** start ENTRIES **

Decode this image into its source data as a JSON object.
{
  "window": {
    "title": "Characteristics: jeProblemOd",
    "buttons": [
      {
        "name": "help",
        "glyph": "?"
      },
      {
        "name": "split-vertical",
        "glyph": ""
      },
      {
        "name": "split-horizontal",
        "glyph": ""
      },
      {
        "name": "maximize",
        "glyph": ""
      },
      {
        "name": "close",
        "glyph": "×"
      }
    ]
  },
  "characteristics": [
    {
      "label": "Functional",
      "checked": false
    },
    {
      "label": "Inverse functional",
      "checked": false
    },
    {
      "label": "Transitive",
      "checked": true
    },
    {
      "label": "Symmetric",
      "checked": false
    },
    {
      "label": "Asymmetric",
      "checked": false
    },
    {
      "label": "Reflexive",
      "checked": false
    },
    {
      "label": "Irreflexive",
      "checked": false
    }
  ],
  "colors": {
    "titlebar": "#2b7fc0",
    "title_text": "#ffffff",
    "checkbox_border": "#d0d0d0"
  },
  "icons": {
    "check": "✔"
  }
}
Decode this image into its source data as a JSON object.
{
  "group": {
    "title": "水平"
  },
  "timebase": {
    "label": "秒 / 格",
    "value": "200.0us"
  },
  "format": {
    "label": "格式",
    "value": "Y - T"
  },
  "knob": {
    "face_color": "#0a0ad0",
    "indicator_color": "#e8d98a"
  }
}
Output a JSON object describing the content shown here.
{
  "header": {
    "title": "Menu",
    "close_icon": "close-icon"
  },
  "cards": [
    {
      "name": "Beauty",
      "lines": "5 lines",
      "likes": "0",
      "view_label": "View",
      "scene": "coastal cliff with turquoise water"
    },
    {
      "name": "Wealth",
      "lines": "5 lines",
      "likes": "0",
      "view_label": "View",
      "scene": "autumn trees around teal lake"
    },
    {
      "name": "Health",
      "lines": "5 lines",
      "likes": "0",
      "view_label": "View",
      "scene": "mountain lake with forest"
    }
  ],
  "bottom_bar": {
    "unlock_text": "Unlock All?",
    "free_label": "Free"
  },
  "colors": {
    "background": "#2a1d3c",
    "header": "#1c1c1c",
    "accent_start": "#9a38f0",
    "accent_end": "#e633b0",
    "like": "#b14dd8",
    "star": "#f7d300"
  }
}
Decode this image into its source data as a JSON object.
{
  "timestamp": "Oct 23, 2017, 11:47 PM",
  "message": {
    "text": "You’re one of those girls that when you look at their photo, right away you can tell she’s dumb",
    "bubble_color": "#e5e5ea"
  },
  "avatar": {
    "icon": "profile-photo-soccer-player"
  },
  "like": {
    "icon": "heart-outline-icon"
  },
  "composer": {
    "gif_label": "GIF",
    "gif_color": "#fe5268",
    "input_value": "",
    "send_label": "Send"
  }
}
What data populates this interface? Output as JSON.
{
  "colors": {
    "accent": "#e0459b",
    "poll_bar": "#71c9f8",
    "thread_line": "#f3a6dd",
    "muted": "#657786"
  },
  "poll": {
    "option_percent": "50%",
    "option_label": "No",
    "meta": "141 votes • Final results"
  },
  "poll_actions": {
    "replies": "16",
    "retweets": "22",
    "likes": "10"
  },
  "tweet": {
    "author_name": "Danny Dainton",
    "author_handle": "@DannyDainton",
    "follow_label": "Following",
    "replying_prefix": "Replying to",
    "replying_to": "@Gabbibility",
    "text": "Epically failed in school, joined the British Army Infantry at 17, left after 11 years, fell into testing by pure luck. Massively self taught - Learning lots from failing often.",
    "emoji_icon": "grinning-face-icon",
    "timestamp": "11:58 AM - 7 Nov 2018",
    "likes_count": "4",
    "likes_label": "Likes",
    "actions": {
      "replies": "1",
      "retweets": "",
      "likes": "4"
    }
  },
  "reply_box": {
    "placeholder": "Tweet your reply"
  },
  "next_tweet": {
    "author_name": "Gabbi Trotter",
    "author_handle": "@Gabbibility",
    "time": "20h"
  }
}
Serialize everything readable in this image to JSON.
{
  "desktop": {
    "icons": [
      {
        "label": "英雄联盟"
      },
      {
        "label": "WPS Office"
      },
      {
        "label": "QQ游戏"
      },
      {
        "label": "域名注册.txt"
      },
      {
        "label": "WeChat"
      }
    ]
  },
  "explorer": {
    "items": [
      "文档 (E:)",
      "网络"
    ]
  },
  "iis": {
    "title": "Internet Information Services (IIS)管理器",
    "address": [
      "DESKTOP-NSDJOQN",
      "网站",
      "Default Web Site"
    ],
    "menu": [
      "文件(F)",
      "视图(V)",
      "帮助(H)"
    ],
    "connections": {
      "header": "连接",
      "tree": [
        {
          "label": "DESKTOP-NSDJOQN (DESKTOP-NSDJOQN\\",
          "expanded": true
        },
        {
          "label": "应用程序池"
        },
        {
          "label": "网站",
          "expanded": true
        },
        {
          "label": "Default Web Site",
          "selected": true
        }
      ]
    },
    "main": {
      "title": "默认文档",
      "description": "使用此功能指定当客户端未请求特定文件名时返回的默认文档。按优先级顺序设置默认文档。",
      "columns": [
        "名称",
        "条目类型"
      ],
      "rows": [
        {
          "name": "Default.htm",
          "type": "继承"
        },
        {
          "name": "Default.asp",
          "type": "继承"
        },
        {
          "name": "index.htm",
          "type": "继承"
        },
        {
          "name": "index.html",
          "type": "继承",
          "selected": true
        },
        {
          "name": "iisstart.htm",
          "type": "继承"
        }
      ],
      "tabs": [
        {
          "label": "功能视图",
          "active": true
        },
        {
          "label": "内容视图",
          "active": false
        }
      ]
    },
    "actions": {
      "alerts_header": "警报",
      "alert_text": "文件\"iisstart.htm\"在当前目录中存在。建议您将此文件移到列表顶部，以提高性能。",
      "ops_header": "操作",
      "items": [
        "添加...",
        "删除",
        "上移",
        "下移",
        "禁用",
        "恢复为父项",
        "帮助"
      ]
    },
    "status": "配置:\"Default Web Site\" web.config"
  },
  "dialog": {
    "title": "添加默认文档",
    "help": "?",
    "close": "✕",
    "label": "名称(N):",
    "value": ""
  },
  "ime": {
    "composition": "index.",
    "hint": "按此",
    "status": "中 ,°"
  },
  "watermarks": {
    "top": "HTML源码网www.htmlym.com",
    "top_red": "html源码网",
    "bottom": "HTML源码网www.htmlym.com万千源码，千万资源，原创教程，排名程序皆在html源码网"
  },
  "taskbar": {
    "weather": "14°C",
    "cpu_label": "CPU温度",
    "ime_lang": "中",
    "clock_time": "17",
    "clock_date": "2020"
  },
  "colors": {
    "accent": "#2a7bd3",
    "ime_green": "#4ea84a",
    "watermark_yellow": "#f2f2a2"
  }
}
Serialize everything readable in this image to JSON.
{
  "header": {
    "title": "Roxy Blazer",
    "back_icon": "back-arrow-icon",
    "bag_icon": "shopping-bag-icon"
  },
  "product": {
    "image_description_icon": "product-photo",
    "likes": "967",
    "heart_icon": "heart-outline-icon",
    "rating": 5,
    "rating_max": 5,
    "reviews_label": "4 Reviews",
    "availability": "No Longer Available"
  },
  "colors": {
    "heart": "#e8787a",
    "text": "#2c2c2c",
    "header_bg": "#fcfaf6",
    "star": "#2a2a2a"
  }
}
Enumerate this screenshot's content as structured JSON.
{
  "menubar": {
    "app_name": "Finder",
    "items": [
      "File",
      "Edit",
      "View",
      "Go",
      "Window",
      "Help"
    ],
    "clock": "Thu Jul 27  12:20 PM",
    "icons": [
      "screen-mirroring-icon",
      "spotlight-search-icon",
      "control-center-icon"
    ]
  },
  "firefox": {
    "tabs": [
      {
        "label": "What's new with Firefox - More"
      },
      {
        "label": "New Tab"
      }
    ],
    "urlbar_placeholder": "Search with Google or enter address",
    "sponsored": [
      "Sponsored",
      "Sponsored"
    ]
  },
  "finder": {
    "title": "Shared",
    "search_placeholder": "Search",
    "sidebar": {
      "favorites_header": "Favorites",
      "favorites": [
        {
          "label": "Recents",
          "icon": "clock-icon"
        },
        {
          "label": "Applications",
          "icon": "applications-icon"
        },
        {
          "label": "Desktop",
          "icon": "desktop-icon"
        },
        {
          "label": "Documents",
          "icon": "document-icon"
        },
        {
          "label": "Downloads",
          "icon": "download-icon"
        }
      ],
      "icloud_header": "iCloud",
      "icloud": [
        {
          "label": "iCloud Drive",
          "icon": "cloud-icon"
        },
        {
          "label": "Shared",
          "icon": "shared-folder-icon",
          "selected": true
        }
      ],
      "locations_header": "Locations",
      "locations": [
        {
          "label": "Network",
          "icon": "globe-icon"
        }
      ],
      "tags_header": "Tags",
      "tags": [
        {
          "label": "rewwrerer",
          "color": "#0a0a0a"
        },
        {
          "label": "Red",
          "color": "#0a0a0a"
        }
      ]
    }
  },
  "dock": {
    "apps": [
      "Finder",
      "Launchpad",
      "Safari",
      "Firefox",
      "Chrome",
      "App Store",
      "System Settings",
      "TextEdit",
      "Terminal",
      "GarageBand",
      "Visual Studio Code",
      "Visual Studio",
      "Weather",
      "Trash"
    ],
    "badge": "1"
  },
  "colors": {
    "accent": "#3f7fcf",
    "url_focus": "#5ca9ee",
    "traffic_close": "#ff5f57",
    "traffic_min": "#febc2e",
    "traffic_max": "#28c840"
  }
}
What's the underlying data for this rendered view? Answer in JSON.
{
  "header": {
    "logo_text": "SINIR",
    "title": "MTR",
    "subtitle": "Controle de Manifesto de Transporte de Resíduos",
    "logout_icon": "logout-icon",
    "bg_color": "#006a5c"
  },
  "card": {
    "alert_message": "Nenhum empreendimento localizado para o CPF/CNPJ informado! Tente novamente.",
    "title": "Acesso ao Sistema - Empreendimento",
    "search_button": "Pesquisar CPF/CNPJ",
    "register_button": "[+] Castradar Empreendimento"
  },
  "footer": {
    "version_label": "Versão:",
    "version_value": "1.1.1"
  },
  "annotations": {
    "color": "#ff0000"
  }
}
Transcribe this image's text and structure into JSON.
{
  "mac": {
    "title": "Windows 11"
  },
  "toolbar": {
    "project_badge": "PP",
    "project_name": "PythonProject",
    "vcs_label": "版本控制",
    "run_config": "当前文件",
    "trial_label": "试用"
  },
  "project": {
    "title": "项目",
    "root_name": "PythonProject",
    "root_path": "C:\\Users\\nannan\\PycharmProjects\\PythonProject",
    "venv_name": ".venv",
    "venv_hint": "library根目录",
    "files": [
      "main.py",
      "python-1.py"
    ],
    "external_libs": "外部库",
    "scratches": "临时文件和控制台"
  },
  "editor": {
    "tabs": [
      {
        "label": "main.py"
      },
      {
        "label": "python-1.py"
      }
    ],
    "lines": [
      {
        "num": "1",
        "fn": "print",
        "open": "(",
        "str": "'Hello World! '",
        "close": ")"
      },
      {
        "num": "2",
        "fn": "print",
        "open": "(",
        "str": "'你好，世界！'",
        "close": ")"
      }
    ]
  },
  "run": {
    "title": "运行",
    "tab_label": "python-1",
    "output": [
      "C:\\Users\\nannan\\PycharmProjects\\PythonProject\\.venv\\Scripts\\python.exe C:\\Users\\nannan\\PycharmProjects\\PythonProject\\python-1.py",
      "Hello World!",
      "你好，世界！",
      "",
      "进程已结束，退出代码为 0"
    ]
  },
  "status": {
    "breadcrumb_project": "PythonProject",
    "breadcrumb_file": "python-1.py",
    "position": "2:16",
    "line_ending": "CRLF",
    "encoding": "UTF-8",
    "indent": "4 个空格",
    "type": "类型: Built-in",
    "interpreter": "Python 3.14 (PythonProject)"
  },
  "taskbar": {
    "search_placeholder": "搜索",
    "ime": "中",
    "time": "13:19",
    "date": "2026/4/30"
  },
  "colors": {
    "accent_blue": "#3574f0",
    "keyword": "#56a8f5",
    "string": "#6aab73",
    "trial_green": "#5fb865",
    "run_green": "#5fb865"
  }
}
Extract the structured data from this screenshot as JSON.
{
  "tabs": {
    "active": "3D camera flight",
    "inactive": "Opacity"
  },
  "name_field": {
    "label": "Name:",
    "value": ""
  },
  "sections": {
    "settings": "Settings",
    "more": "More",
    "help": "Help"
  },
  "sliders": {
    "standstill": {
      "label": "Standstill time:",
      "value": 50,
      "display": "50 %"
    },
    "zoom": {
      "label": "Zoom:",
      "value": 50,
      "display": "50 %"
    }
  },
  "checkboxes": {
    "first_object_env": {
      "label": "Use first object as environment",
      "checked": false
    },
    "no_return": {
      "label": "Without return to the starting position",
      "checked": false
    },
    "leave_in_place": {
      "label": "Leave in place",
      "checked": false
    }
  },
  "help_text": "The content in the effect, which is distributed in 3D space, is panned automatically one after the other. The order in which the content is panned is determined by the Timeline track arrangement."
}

** end ENTRIES **

## WHAT THE TASK ASKS:
Copy each line above that contains the string "address".

## PROBLEM SOLUTION:
    "address": [
    "urlbar_placeholder": "Search with Google or enter address",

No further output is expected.